**Written task**. Copy every line of the data that includes the string "Current".

(Rows from a figure dataset)
________________________
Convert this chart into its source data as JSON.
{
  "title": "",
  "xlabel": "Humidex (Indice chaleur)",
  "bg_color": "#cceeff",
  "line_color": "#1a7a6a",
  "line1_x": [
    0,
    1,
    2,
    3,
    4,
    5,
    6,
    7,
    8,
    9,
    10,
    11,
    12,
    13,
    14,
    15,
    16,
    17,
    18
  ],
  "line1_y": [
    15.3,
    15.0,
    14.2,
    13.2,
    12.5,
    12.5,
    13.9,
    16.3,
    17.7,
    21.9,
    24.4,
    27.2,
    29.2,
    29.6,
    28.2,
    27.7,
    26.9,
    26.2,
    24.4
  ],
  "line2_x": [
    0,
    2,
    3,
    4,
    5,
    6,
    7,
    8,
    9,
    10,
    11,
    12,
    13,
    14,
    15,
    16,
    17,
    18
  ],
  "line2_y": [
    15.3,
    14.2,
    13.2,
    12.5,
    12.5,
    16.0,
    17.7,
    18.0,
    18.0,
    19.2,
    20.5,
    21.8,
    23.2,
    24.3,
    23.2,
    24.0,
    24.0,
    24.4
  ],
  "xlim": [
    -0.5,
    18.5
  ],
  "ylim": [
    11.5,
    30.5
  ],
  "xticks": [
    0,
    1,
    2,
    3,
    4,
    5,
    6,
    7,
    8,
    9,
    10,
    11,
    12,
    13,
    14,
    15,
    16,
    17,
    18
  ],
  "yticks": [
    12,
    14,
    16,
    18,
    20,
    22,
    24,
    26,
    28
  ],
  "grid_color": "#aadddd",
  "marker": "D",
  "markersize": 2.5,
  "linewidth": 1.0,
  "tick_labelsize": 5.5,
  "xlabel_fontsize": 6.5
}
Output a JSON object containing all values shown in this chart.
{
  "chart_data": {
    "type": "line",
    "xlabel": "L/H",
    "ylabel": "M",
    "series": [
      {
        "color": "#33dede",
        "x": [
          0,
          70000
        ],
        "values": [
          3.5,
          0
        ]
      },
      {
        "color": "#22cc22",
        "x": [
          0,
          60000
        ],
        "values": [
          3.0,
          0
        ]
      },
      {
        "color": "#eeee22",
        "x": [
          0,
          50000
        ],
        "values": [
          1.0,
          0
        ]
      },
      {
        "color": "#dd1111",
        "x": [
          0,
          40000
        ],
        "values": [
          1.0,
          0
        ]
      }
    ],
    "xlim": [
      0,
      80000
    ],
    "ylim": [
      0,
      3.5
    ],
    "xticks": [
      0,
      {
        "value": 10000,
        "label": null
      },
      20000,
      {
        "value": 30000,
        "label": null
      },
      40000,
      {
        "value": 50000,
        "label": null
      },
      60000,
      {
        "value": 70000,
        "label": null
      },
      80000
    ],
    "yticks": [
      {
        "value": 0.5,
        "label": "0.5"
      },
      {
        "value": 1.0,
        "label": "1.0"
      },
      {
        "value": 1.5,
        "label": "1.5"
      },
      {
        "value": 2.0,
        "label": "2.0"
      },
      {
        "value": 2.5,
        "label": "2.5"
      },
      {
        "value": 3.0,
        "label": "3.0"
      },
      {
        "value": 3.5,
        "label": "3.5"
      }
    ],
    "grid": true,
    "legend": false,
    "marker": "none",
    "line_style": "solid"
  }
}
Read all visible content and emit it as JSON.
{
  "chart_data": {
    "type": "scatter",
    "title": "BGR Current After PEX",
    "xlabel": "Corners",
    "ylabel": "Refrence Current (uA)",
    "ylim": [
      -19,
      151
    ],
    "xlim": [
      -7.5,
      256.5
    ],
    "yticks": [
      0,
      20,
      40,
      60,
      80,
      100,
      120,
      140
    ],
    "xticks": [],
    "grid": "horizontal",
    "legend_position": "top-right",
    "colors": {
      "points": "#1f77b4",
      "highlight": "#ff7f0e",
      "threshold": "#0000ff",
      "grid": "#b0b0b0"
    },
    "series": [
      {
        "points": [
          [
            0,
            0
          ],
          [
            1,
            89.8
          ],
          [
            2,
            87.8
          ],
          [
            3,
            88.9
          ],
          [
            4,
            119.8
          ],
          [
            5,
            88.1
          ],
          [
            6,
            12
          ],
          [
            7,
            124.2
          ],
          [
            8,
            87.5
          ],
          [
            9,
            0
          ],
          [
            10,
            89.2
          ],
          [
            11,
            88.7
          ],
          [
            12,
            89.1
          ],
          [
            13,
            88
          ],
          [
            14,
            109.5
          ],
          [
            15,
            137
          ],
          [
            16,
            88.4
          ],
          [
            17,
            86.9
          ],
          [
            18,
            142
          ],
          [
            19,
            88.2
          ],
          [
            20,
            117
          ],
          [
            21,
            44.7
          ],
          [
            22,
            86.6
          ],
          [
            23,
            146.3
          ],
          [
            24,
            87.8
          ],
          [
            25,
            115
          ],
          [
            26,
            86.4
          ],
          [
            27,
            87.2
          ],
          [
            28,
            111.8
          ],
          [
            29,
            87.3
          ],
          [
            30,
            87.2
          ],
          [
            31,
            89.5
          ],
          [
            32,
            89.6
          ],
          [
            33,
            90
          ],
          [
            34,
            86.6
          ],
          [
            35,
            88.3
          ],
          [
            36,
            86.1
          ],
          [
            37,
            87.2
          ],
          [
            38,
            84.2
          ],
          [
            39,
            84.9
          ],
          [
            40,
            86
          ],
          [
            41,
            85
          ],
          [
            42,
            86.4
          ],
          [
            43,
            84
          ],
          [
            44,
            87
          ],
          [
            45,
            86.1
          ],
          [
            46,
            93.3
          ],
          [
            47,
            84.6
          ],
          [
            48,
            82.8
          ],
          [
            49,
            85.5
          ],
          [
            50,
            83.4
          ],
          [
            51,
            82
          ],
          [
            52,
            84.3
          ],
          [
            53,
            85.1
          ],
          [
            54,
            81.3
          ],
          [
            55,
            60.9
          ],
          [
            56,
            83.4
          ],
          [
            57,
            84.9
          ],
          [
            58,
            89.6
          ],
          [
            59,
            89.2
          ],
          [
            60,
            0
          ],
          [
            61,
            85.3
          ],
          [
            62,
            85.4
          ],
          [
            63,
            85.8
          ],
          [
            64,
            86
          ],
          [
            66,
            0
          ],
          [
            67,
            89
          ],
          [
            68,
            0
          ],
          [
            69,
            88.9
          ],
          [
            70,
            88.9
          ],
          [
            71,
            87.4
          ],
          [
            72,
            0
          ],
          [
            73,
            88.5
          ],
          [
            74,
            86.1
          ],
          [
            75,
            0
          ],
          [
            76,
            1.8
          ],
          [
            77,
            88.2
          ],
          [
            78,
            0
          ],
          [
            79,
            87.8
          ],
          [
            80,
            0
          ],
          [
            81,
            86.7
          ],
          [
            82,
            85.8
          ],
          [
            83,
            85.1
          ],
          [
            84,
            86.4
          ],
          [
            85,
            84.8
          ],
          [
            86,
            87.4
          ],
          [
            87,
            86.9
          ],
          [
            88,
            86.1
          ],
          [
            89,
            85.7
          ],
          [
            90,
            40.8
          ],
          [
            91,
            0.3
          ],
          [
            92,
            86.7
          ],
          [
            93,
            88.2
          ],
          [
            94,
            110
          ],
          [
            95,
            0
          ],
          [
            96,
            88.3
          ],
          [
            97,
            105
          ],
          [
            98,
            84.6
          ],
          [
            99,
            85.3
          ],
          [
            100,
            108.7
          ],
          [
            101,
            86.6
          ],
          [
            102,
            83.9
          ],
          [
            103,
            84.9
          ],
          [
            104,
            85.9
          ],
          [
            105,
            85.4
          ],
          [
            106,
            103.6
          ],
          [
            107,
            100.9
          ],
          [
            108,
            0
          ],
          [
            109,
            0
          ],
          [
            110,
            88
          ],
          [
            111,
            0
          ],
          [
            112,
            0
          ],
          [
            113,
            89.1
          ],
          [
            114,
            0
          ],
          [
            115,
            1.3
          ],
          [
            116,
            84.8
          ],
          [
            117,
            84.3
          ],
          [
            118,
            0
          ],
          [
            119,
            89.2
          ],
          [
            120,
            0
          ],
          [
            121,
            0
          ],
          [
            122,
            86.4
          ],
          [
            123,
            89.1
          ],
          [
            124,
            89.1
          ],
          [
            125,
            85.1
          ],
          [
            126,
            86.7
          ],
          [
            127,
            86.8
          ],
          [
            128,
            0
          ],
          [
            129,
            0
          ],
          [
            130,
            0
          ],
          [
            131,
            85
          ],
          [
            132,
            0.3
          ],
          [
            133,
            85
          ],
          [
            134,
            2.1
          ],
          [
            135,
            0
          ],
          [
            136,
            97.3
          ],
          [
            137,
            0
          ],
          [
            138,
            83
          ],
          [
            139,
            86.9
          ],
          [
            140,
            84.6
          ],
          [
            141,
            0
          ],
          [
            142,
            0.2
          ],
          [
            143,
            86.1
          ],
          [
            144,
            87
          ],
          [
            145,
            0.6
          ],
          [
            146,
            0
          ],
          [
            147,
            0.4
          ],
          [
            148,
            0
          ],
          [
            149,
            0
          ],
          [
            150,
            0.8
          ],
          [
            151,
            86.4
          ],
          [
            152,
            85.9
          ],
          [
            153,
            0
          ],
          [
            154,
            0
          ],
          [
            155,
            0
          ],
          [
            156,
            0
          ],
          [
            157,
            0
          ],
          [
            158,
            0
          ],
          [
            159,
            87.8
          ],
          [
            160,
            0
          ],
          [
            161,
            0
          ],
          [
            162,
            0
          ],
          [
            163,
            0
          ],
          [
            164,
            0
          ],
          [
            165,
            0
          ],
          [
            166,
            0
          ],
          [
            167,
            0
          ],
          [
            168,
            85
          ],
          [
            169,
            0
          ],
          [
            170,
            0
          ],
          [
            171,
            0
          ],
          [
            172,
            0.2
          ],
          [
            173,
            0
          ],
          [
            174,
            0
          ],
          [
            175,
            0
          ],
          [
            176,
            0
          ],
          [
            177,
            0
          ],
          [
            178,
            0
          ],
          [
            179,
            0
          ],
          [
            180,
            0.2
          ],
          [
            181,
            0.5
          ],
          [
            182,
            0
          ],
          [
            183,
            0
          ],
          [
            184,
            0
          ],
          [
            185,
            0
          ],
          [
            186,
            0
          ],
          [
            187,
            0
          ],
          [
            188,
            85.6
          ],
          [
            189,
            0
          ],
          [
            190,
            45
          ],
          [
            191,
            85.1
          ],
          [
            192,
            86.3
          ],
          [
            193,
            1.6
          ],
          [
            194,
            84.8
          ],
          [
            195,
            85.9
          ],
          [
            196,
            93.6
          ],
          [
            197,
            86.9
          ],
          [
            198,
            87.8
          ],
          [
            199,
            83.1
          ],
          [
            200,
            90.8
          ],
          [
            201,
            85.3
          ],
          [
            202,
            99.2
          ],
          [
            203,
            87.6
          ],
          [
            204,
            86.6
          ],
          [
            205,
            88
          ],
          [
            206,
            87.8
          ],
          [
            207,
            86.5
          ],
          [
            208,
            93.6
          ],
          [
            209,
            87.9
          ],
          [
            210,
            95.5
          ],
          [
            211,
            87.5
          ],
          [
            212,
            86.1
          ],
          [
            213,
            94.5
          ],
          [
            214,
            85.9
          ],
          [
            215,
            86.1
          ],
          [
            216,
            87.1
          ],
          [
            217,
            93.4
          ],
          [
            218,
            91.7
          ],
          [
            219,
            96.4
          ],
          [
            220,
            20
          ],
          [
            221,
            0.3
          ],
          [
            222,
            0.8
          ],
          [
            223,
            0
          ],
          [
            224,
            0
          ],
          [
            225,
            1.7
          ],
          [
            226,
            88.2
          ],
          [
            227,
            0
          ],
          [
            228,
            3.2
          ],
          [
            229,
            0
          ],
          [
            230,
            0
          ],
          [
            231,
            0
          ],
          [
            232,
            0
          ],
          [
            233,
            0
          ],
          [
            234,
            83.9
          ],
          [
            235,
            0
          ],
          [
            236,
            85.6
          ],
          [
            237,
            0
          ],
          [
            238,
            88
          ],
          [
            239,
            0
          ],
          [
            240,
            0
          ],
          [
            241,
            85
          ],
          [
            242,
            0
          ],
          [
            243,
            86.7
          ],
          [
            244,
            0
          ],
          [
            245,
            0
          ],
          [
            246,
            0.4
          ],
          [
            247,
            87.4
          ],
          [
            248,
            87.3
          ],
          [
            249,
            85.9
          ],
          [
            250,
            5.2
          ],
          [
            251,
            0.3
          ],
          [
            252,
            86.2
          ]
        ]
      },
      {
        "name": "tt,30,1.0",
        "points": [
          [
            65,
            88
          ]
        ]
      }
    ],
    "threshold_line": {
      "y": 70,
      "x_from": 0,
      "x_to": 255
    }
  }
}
________________________
**Answer to this exercise**.
    "title": "BGR Current After PEX",
    "ylabel": "Refrence Current (uA)",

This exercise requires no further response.